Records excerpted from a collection

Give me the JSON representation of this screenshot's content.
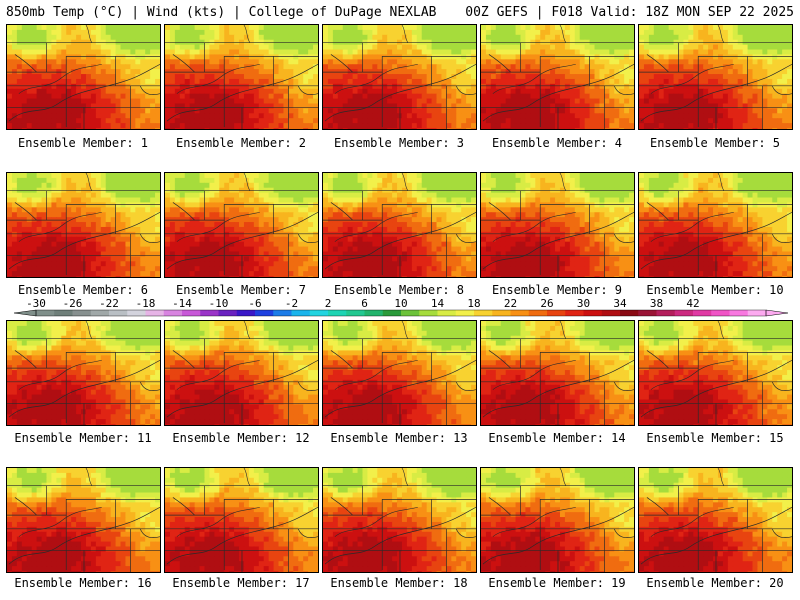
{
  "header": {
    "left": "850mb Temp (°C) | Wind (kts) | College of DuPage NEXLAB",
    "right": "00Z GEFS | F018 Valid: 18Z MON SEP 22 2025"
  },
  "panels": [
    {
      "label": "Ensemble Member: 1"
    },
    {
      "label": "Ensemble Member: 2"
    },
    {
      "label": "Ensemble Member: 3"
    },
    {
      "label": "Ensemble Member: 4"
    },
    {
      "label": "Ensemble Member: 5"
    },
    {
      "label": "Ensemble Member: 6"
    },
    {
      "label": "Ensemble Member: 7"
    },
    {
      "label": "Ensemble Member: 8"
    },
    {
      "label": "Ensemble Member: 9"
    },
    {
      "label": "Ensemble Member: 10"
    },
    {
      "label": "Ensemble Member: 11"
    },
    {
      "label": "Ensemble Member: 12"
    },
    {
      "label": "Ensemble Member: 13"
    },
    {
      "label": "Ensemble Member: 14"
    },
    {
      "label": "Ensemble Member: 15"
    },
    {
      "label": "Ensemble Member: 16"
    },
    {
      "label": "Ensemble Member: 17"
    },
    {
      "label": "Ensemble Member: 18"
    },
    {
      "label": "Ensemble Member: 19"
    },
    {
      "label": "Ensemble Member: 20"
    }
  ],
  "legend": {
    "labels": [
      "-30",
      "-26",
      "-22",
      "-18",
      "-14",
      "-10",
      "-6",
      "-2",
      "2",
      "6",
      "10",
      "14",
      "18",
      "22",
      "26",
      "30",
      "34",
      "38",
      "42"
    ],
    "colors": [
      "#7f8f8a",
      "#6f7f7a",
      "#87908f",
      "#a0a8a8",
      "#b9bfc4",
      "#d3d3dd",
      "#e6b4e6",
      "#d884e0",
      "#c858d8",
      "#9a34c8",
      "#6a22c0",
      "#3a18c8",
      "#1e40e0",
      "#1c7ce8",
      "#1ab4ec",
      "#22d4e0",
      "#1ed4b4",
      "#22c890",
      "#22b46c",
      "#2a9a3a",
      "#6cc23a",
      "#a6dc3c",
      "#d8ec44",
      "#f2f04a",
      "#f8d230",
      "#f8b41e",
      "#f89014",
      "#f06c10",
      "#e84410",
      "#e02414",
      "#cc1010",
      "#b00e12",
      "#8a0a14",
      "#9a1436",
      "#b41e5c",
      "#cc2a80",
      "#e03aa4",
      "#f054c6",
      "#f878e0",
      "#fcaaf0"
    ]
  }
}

Request:
Transcribe each line above verbatim, with the pictures left out.

Task response:
Give me the JSON representation of this screenshot's content.
{
  "header": {
    "left": "850mb Temp (°C) | Wind (kts) | College of DuPage NEXLAB",
    "right": "00Z GEFS | F018 Valid: 18Z MON SEP 22 2025"
  },
  "panels": [
    {
      "label": "Ensemble Member: 1"
    },
    {
      "label": "Ensemble Member: 2"
    },
    {
      "label": "Ensemble Member: 3"
    },
    {
      "label": "Ensemble Member: 4"
    },
    {
      "label": "Ensemble Member: 5"
    },
    {
      "label": "Ensemble Member: 6"
    },
    {
      "label": "Ensemble Member: 7"
    },
    {
      "label": "Ensemble Member: 8"
    },
    {
      "label": "Ensemble Member: 9"
    },
    {
      "label": "Ensemble Member: 10"
    },
    {
      "label": "Ensemble Member: 11"
    },
    {
      "label": "Ensemble Member: 12"
    },
    {
      "label": "Ensemble Member: 13"
    },
    {
      "label": "Ensemble Member: 14"
    },
    {
      "label": "Ensemble Member: 15"
    },
    {
      "label": "Ensemble Member: 16"
    },
    {
      "label": "Ensemble Member: 17"
    },
    {
      "label": "Ensemble Member: 18"
    },
    {
      "label": "Ensemble Member: 19"
    },
    {
      "label": "Ensemble Member: 20"
    }
  ],
  "legend": {
    "labels": [
      "-30",
      "-26",
      "-22",
      "-18",
      "-14",
      "-10",
      "-6",
      "-2",
      "2",
      "6",
      "10",
      "14",
      "18",
      "22",
      "26",
      "30",
      "34",
      "38",
      "42"
    ],
    "colors": [
      "#7f8f8a",
      "#6f7f7a",
      "#87908f",
      "#a0a8a8",
      "#b9bfc4",
      "#d3d3dd",
      "#e6b4e6",
      "#d884e0",
      "#c858d8",
      "#9a34c8",
      "#6a22c0",
      "#3a18c8",
      "#1e40e0",
      "#1c7ce8",
      "#1ab4ec",
      "#22d4e0",
      "#1ed4b4",
      "#22c890",
      "#22b46c",
      "#2a9a3a",
      "#6cc23a",
      "#a6dc3c",
      "#d8ec44",
      "#f2f04a",
      "#f8d230",
      "#f8b41e",
      "#f89014",
      "#f06c10",
      "#e84410",
      "#e02414",
      "#cc1010",
      "#b00e12",
      "#8a0a14",
      "#9a1436",
      "#b41e5c",
      "#cc2a80",
      "#e03aa4",
      "#f054c6",
      "#f878e0",
      "#fcaaf0"
    ]
  }
}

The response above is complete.